**What this task involves**
Can you pull out each line of the data below that includes the word "خرداد"?

**Data to use**
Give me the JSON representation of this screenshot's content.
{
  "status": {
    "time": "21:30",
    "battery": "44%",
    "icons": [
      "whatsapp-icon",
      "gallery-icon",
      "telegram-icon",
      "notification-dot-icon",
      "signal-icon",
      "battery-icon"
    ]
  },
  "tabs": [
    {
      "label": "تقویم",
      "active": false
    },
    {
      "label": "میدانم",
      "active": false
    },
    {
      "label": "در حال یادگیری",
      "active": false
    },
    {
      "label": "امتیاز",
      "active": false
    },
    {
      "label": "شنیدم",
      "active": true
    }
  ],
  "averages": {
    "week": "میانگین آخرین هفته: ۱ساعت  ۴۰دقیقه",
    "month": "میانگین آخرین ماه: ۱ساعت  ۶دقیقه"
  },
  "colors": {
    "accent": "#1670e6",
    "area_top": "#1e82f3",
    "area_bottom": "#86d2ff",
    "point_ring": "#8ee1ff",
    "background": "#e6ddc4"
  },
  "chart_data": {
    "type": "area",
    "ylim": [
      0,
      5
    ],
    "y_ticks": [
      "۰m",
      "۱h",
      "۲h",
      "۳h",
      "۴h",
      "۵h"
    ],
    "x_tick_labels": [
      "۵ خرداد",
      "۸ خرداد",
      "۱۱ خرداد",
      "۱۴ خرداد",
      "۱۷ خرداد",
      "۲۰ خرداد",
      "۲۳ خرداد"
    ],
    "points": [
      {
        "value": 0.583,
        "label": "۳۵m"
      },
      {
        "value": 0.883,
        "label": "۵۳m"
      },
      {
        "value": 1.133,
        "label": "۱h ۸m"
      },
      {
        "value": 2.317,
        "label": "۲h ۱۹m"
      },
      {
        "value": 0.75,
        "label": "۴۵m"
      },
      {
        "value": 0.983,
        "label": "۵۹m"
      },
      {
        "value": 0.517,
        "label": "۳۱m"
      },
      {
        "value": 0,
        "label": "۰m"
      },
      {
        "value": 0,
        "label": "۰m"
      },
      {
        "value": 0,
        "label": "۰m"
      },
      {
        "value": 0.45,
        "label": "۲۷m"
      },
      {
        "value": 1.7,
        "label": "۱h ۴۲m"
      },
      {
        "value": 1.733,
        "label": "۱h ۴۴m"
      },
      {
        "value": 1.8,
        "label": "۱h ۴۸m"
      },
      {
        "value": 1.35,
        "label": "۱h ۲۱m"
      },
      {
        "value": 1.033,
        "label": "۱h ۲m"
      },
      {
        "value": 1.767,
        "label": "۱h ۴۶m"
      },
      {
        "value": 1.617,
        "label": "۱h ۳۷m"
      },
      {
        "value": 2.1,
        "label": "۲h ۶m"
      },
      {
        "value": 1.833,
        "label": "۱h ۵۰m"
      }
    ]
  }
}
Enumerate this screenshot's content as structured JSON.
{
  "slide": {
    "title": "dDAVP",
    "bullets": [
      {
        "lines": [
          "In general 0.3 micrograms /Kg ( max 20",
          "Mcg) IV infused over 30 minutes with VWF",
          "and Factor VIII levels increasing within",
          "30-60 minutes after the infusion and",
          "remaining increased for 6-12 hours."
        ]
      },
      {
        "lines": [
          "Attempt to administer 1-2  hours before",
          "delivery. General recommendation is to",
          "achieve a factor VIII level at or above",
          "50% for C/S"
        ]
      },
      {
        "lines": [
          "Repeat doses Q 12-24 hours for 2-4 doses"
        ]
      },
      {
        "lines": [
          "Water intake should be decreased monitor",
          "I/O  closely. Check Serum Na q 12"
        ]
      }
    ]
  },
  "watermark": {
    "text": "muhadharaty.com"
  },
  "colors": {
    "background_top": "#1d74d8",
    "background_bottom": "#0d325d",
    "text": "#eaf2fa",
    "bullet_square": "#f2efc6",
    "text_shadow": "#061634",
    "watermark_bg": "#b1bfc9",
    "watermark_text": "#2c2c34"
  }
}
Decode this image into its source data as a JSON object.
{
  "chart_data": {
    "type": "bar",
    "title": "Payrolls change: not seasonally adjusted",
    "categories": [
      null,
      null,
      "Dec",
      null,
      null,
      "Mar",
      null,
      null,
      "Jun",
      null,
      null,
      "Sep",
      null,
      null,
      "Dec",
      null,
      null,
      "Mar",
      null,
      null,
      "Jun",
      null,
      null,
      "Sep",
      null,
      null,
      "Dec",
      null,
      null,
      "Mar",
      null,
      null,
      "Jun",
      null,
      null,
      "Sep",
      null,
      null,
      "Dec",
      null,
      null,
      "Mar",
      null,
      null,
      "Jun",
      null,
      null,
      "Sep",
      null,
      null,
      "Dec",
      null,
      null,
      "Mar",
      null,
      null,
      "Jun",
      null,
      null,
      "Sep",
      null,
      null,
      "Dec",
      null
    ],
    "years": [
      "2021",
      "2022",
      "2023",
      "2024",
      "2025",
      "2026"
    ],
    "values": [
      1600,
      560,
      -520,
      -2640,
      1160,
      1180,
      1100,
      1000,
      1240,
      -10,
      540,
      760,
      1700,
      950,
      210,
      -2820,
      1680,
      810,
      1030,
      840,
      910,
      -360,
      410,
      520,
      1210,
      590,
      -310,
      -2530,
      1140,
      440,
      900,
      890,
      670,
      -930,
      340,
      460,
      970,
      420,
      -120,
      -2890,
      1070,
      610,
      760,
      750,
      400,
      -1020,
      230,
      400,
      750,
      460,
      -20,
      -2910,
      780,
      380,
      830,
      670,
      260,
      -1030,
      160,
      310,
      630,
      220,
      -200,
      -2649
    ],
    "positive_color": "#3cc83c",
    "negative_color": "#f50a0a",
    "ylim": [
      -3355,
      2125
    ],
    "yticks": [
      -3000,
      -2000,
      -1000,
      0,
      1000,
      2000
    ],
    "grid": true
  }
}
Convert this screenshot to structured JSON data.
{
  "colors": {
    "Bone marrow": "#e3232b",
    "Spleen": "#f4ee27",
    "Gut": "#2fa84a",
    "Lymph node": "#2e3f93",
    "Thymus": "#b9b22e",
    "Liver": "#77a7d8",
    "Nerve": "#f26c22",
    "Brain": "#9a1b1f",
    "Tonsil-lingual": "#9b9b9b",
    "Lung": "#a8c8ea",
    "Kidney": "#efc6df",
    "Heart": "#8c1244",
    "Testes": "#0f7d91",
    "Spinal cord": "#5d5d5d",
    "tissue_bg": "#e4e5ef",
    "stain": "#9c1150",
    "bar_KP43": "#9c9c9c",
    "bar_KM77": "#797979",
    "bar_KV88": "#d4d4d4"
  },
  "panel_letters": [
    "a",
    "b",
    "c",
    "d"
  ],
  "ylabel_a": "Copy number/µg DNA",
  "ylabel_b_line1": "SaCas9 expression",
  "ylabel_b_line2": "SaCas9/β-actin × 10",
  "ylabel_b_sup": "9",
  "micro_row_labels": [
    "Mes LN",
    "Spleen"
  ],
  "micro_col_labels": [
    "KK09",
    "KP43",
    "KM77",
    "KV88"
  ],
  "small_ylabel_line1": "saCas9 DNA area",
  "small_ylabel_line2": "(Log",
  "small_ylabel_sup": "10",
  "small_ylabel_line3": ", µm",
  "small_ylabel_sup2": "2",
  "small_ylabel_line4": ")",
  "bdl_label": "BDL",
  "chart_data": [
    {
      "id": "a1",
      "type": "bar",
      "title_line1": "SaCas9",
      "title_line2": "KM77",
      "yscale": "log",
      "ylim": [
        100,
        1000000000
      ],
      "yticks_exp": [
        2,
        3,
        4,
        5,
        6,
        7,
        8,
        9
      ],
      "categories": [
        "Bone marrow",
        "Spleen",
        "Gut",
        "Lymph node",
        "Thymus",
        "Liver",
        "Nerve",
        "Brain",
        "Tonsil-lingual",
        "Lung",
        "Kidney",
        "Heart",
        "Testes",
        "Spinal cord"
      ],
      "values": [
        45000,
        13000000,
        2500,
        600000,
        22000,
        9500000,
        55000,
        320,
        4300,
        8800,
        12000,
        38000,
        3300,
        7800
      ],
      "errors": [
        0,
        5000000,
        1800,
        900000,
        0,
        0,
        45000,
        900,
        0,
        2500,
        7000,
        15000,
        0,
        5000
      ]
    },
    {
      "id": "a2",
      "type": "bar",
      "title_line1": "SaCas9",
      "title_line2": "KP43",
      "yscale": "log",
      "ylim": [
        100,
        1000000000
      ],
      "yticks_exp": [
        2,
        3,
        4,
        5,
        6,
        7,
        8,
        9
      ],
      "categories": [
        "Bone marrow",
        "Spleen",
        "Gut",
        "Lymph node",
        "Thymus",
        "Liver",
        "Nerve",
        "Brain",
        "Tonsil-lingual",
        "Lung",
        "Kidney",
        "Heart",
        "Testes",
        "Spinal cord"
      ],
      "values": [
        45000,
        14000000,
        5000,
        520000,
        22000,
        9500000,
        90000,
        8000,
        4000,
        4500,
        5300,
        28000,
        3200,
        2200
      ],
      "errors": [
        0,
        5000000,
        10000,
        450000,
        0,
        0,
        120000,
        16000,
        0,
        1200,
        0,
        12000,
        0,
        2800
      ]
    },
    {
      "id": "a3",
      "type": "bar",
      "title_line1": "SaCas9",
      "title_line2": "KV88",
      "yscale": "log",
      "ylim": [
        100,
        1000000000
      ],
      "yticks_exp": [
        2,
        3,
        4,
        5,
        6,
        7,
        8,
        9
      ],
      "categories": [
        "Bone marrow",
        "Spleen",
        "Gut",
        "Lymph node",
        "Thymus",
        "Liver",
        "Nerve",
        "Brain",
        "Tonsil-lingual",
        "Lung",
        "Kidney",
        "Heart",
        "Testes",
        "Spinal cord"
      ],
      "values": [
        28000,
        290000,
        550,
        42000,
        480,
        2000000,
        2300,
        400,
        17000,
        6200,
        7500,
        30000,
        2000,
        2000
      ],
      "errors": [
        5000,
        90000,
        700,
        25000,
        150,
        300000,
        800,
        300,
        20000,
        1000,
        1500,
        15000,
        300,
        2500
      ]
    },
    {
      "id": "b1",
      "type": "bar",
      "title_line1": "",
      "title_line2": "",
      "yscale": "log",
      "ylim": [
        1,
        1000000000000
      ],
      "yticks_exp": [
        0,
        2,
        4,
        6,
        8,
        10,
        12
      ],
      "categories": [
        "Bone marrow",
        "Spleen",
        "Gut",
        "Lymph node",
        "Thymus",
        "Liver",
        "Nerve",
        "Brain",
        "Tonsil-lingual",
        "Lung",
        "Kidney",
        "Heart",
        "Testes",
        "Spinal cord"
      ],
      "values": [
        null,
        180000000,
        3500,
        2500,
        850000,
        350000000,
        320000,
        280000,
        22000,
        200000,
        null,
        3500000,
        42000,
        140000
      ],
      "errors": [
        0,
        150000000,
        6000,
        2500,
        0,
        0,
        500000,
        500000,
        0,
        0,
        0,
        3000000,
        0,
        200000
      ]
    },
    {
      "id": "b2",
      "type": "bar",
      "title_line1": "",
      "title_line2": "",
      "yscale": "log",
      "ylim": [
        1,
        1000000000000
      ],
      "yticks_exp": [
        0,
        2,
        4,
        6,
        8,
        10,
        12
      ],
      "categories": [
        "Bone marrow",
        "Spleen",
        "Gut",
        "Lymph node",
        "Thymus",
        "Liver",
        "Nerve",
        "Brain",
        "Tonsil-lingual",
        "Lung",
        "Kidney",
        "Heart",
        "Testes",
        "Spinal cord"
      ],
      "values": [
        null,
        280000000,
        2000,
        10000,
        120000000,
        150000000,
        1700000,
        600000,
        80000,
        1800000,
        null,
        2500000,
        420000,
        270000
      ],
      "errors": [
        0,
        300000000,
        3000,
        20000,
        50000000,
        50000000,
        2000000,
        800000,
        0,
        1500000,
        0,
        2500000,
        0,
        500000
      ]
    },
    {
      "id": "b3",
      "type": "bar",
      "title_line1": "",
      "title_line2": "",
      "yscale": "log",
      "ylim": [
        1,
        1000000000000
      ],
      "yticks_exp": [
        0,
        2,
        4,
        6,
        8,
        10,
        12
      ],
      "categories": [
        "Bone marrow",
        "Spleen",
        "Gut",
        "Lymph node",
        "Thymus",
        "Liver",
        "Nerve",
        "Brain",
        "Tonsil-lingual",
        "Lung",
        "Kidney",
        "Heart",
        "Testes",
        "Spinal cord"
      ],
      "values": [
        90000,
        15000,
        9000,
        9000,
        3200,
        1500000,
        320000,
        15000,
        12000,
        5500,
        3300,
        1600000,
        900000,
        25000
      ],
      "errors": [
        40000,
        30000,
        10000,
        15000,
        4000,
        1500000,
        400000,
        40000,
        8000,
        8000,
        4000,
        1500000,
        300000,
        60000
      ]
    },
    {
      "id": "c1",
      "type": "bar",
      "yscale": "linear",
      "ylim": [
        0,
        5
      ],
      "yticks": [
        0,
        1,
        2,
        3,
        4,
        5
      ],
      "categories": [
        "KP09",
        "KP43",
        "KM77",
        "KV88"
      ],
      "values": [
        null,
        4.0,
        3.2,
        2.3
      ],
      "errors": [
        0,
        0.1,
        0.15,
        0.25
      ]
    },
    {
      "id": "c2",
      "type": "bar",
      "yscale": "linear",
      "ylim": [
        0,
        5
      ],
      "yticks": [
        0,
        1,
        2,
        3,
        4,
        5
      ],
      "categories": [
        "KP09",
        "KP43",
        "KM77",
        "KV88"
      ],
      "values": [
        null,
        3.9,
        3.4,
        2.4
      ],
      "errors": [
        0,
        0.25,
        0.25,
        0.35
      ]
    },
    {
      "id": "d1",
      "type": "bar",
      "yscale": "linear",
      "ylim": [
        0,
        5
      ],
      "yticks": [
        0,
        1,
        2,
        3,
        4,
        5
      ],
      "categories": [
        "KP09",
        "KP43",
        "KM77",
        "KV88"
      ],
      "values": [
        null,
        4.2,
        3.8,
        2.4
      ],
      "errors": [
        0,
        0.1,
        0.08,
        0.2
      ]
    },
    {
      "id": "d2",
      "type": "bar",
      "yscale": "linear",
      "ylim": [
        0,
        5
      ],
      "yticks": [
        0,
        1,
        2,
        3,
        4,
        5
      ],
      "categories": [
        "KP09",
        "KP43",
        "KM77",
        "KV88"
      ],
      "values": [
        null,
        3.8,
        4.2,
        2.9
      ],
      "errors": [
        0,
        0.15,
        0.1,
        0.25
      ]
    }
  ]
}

**Full solution**
      "۵ خرداد",
      "۸ خرداد",
      "۱۱ خرداد",
      "۱۴ خرداد",
      "۱۷ خرداد",
      "۲۰ خرداد",
      "۲۳ خرداد"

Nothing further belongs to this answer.